* START *

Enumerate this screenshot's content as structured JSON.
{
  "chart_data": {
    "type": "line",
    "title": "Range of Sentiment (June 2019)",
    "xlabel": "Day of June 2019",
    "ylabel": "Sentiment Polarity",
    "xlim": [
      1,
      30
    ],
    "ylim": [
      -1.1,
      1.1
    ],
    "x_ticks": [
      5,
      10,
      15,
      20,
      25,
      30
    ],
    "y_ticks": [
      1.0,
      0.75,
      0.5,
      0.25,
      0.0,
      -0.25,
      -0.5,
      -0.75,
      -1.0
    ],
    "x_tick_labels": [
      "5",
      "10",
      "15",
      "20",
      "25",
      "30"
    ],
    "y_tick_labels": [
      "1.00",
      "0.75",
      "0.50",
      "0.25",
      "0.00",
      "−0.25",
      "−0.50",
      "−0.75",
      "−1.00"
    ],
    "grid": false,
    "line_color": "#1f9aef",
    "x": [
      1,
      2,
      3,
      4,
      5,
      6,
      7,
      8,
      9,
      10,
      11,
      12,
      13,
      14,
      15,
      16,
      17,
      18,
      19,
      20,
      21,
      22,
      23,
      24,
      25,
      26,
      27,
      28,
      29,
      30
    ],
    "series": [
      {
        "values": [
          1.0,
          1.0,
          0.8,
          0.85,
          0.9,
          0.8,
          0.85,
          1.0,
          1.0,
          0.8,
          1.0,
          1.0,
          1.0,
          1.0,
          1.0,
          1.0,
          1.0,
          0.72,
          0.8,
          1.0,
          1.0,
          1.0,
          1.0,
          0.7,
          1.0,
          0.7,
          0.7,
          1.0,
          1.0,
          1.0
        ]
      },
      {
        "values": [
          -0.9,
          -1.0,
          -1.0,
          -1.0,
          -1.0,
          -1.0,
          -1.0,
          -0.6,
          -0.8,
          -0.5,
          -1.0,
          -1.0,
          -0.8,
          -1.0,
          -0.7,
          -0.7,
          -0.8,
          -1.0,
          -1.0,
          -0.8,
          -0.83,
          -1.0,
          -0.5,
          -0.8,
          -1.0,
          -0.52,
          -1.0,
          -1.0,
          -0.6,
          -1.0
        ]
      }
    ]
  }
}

* END *

Written exercise: Retype the records that precede this task, keeping them exactly the same.

Exercise solution:
Enumerate this screenshot's content as structured JSON.
{
  "chart_data": {
    "type": "line",
    "title": "Range of Sentiment (June 2019)",
    "xlabel": "Day of June 2019",
    "ylabel": "Sentiment Polarity",
    "xlim": [
      1,
      30
    ],
    "ylim": [
      -1.1,
      1.1
    ],
    "x_ticks": [
      5,
      10,
      15,
      20,
      25,
      30
    ],
    "y_ticks": [
      1.0,
      0.75,
      0.5,
      0.25,
      0.0,
      -0.25,
      -0.5,
      -0.75,
      -1.0
    ],
    "x_tick_labels": [
      "5",
      "10",
      "15",
      "20",
      "25",
      "30"
    ],
    "y_tick_labels": [
      "1.00",
      "0.75",
      "0.50",
      "0.25",
      "0.00",
      "−0.25",
      "−0.50",
      "−0.75",
      "−1.00"
    ],
    "grid": false,
    "line_color": "#1f9aef",
    "x": [
      1,
      2,
      3,
      4,
      5,
      6,
      7,
      8,
      9,
      10,
      11,
      12,
      13,
      14,
      15,
      16,
      17,
      18,
      19,
      20,
      21,
      22,
      23,
      24,
      25,
      26,
      27,
      28,
      29,
      30
    ],
    "series": [
      {
        "values": [
          1.0,
          1.0,
          0.8,
          0.85,
          0.9,
          0.8,
          0.85,
          1.0,
          1.0,
          0.8,
          1.0,
          1.0,
          1.0,
          1.0,
          1.0,
          1.0,
          1.0,
          0.72,
          0.8,
          1.0,
          1.0,
          1.0,
          1.0,
          0.7,
          1.0,
          0.7,
          0.7,
          1.0,
          1.0,
          1.0
        ]
      },
      {
        "values": [
          -0.9,
          -1.0,
          -1.0,
          -1.0,
          -1.0,
          -1.0,
          -1.0,
          -0.6,
          -0.8,
          -0.5,
          -1.0,
          -1.0,
          -0.8,
          -1.0,
          -0.7,
          -0.7,
          -0.8,
          -1.0,
          -1.0,
          -0.8,
          -0.83,
          -1.0,
          -0.5,
          -0.8,
          -1.0,
          -0.52,
          -1.0,
          -1.0,
          -0.6,
          -1.0
        ]
      }
    ]
  }
}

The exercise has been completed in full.